_Excerpts from a figure dataset_:
■ ■ ■ ■
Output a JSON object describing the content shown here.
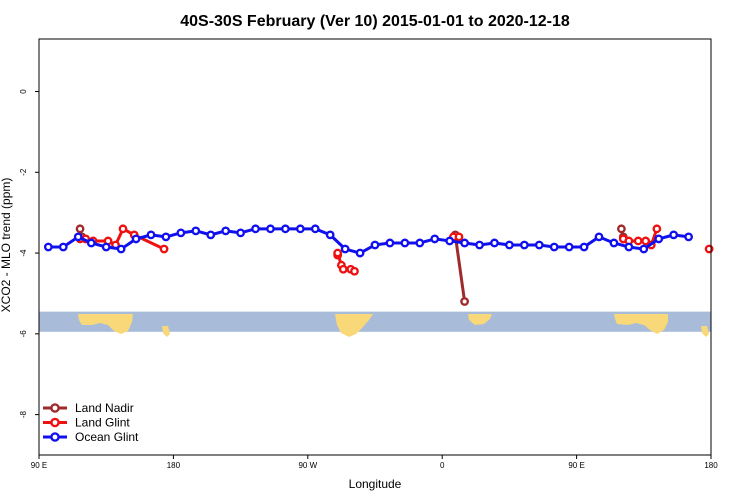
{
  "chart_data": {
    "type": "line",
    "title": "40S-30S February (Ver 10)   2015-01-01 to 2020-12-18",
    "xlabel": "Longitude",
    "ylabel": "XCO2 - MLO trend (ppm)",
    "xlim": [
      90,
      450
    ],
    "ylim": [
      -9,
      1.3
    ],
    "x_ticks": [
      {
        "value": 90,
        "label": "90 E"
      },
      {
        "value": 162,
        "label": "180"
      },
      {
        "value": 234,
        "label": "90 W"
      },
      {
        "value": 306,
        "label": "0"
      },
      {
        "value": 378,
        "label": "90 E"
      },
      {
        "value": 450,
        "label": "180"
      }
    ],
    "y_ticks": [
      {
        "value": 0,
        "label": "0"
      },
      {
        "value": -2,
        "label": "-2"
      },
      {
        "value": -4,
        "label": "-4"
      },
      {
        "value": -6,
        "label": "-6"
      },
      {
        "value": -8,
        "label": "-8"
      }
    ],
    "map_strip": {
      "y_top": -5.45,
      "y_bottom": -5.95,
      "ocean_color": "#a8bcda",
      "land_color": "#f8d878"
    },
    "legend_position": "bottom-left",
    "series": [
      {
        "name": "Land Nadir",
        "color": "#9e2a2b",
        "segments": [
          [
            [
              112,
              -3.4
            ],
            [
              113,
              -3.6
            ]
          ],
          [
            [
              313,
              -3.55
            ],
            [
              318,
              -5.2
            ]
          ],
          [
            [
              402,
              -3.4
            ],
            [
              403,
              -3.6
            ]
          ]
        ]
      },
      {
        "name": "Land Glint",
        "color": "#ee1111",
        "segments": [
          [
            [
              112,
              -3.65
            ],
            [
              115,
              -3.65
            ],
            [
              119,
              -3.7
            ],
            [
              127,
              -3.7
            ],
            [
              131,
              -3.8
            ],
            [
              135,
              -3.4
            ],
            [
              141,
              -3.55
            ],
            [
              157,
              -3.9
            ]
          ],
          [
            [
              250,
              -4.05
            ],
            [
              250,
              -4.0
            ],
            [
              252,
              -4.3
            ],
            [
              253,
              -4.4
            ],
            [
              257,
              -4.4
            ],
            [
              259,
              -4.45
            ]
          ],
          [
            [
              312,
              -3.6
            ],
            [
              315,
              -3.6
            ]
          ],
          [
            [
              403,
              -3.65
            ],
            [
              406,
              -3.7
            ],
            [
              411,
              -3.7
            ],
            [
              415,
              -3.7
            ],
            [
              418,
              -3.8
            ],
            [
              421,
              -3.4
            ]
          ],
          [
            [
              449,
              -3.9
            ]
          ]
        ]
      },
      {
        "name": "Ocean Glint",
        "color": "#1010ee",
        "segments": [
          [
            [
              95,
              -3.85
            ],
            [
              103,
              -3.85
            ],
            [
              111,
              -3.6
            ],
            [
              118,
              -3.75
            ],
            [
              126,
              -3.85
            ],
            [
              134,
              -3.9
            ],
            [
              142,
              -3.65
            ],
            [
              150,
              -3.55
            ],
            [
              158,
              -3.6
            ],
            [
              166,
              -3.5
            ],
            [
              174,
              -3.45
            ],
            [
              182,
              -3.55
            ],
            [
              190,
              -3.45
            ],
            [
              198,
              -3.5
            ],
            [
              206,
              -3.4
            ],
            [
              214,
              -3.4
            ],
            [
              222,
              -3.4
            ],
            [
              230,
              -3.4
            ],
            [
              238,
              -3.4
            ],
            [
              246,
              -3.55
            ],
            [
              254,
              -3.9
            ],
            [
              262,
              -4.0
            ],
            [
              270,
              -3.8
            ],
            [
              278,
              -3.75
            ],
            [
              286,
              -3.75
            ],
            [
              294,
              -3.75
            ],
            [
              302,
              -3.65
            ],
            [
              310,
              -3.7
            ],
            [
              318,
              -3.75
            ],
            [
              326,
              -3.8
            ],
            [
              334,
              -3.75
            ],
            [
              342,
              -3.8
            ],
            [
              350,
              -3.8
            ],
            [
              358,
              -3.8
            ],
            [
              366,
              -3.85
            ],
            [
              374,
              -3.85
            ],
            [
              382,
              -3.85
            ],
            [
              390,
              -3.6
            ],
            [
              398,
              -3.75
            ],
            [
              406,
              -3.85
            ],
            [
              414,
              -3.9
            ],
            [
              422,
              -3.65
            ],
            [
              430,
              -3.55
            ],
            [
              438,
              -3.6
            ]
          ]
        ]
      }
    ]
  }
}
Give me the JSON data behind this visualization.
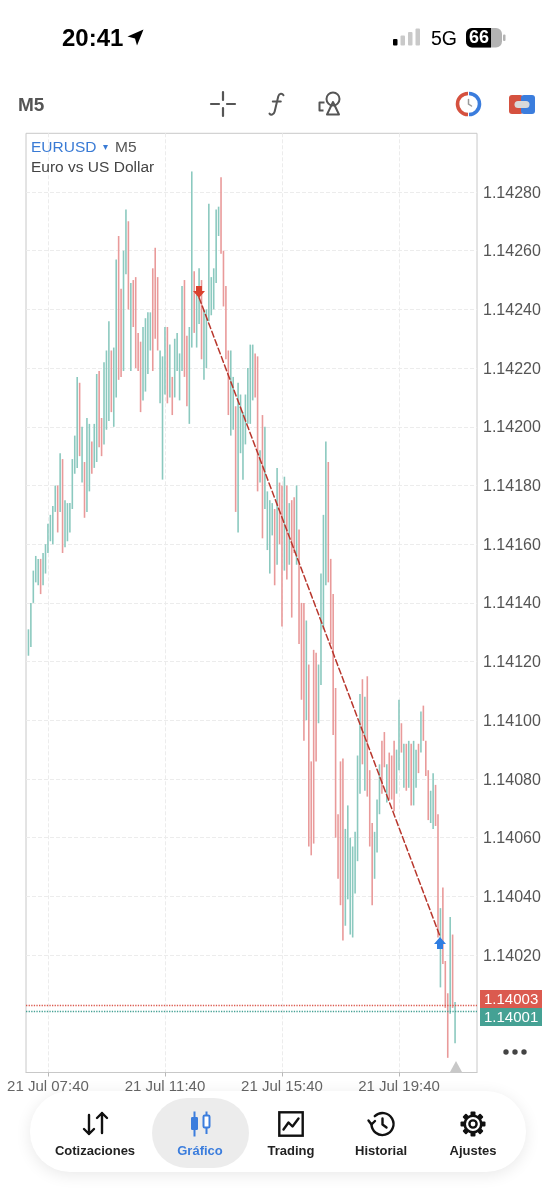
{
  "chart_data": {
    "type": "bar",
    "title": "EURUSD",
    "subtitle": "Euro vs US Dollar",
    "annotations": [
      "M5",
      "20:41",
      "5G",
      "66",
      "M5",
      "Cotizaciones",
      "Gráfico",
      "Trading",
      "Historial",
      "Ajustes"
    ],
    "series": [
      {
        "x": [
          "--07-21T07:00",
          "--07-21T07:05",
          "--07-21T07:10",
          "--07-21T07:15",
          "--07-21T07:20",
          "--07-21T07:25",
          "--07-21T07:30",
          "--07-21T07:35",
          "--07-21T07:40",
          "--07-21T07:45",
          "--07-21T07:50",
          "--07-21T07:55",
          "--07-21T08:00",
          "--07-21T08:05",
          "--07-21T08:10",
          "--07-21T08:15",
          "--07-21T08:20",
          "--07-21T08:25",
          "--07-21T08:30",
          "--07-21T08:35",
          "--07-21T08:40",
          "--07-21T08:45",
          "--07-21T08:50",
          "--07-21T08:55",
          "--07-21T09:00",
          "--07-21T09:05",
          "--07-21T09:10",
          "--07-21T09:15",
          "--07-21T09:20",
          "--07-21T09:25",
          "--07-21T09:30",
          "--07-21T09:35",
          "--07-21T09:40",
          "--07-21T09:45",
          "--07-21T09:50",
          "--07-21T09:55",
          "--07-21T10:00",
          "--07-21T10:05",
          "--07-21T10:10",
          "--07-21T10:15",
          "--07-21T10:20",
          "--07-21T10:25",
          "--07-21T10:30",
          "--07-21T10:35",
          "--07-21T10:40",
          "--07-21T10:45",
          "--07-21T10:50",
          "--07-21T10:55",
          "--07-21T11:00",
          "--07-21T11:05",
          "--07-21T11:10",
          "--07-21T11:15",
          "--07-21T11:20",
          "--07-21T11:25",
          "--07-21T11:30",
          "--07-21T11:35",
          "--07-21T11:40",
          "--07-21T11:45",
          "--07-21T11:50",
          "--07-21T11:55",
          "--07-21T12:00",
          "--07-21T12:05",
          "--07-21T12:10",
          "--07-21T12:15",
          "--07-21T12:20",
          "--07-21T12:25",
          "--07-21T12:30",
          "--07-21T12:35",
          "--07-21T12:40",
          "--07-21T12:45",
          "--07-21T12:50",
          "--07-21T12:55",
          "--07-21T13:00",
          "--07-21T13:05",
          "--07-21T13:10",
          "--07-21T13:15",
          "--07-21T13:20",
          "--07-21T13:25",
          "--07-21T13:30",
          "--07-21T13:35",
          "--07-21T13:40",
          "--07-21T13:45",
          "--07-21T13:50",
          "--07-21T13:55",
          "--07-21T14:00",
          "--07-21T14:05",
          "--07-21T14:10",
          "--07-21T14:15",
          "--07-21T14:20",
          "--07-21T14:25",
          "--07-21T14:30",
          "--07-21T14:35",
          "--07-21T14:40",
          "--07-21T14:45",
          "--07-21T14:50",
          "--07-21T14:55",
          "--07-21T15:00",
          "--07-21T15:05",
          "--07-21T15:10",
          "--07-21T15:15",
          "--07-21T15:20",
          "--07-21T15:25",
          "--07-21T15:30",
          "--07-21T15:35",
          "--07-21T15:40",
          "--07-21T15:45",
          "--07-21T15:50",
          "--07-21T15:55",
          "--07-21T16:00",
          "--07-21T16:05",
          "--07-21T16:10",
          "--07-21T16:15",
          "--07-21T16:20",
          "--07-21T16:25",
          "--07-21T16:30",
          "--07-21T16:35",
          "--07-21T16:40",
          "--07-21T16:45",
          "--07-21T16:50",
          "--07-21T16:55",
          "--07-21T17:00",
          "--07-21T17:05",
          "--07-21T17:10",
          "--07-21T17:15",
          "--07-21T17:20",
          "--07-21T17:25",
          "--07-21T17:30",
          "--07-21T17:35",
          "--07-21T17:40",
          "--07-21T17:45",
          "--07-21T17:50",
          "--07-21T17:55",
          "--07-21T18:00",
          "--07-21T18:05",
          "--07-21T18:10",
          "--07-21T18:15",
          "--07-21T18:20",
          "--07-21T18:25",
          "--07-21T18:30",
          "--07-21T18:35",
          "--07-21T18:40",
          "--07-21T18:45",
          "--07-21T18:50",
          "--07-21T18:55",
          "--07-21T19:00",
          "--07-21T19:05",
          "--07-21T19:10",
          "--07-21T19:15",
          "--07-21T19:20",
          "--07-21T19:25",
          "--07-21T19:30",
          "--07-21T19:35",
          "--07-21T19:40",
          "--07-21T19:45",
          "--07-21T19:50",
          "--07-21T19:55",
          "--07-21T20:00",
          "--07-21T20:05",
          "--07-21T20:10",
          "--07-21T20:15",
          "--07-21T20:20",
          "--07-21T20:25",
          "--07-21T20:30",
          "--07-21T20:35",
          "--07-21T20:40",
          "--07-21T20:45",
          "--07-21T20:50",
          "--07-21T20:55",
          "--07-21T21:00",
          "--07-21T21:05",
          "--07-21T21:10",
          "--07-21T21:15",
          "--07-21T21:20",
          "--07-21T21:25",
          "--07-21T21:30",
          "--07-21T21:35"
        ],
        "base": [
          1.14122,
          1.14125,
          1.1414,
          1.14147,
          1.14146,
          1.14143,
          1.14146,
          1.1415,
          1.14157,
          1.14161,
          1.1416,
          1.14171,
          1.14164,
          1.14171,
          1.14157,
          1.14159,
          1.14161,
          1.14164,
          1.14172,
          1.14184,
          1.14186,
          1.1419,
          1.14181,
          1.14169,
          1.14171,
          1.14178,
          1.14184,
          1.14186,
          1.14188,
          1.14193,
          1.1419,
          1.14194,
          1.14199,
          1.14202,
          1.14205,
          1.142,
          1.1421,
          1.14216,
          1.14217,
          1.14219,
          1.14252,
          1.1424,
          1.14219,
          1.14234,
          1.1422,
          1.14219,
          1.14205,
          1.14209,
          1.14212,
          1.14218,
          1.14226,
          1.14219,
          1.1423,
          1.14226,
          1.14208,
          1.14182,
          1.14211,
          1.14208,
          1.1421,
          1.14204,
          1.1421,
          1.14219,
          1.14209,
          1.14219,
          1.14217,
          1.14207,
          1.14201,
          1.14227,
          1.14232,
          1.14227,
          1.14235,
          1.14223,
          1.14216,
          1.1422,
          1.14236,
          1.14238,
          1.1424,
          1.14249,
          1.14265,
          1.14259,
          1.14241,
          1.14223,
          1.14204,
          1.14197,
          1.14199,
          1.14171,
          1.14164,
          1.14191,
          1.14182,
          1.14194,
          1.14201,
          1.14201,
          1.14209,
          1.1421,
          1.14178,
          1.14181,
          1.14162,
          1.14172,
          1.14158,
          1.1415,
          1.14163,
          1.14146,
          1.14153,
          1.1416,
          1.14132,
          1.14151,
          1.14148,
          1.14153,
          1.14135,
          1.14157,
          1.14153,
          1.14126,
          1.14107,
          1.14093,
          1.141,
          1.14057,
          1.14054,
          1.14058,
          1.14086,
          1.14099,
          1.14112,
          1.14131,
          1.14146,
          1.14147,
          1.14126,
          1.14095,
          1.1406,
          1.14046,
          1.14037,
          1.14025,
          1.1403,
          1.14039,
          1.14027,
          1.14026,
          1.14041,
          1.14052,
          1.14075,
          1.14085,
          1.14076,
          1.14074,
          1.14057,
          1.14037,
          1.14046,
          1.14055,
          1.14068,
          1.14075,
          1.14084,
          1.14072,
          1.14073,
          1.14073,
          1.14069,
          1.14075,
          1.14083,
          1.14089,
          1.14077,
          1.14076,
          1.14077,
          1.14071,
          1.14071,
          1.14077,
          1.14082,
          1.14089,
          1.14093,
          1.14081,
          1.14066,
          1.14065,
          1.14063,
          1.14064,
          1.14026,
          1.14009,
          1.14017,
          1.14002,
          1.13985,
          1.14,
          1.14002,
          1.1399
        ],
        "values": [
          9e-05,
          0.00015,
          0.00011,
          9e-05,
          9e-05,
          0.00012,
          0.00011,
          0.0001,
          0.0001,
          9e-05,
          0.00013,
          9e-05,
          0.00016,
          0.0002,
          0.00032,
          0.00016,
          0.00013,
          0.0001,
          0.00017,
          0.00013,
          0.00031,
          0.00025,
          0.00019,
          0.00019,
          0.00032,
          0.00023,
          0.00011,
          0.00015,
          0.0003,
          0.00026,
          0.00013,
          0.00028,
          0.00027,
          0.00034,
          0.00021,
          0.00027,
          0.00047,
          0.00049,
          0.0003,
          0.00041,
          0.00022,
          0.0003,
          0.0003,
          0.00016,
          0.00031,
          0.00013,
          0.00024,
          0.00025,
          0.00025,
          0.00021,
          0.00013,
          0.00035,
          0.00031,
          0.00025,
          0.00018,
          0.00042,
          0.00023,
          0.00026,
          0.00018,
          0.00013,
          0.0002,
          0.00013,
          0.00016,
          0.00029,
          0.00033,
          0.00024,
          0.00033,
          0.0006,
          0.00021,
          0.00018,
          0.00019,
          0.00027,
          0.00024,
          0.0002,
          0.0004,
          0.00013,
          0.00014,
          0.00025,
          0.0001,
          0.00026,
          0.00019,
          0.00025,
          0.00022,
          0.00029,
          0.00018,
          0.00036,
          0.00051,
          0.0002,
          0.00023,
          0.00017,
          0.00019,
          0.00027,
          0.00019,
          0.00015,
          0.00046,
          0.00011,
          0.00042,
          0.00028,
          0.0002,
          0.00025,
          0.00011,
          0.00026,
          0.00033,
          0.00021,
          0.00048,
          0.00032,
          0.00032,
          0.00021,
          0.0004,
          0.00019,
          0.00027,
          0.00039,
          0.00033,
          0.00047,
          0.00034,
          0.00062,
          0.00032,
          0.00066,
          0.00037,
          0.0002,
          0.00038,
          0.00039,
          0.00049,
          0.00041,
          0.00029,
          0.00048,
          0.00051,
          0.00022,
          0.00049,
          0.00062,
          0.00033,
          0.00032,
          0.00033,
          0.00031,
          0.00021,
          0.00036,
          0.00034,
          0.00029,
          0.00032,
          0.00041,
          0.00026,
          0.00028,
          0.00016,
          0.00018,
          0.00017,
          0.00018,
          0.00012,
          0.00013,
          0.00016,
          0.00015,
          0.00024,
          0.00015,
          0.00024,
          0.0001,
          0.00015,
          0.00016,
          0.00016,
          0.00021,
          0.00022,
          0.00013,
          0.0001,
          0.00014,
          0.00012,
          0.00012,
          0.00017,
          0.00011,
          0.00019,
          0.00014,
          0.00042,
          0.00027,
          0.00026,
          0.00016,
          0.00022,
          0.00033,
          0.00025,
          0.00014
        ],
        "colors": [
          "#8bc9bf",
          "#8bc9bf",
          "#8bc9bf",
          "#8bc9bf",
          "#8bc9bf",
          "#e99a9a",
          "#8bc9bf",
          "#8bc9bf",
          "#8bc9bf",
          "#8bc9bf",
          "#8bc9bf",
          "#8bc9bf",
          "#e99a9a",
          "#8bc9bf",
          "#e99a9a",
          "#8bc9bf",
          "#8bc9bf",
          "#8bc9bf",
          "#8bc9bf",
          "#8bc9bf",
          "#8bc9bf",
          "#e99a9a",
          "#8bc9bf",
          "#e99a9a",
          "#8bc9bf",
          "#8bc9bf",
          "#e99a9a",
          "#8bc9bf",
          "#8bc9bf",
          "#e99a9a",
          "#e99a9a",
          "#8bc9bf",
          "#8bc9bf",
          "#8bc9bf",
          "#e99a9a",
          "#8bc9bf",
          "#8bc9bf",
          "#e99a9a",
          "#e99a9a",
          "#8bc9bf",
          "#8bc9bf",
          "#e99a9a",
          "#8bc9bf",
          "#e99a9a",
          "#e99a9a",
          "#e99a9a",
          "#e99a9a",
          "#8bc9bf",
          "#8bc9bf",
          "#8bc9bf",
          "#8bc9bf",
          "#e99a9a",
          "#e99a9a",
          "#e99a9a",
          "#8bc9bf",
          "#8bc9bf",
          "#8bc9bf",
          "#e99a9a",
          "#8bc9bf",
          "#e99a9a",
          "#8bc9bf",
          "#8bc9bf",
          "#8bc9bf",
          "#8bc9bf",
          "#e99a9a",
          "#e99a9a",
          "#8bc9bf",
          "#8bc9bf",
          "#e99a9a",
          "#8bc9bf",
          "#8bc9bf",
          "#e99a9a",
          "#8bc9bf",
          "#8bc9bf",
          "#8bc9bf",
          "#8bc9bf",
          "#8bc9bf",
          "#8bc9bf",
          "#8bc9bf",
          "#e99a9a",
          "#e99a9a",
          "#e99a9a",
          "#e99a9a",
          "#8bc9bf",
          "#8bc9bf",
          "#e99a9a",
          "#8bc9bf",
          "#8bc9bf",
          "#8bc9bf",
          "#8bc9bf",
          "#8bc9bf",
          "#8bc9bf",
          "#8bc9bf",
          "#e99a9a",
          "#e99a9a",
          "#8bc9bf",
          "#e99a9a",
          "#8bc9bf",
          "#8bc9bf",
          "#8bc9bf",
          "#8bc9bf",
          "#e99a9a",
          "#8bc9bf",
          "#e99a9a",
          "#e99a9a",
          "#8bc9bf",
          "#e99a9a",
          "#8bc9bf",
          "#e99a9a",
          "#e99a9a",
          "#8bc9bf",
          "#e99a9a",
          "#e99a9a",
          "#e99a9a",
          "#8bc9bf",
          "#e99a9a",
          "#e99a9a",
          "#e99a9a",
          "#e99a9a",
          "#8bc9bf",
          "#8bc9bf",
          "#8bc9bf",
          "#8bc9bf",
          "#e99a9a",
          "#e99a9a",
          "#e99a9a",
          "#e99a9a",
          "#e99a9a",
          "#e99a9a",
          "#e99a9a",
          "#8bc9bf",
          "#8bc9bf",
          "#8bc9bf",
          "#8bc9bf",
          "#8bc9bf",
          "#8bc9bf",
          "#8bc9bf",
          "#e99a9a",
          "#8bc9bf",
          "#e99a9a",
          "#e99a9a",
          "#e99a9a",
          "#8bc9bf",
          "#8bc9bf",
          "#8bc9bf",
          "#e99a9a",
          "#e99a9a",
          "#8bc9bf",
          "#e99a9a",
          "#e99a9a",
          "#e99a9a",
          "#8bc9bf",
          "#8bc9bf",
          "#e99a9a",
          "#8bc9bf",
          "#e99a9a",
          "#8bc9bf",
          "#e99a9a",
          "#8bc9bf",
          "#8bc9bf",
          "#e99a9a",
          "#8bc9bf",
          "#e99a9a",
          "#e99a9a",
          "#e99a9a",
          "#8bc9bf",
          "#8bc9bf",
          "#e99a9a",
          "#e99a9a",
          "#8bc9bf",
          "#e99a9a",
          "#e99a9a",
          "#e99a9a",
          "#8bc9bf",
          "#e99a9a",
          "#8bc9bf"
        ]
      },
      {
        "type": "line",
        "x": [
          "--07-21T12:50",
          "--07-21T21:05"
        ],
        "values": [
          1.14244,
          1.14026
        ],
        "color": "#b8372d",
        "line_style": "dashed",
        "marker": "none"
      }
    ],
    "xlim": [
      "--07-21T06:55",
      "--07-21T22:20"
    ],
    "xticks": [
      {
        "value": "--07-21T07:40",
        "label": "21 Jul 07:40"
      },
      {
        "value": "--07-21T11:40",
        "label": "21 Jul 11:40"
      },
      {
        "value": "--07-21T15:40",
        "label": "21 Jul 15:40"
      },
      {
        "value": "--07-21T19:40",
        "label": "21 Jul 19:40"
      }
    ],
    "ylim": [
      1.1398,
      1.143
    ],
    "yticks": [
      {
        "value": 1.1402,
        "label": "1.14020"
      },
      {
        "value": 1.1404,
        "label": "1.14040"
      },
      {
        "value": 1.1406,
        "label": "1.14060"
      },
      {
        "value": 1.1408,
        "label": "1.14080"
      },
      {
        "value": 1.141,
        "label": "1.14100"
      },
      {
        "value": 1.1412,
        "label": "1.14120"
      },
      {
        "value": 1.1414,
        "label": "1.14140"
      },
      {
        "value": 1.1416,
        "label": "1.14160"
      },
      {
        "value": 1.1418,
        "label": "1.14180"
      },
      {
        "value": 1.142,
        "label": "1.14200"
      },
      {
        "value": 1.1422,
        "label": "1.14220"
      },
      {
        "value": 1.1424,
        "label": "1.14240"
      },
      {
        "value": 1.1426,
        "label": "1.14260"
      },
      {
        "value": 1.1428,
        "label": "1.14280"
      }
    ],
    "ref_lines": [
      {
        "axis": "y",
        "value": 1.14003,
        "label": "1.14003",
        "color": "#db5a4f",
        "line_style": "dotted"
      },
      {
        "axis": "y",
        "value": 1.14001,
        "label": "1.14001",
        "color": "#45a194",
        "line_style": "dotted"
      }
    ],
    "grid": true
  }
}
■ ■ ■ ■
_WHAT YOU HAVE TO DO_: Copy out all lines from the material above that contain the string "JSON".

_TASK OUTPUT_:
Output a JSON object describing the content shown here.
Give me the JSON data behind this visualization.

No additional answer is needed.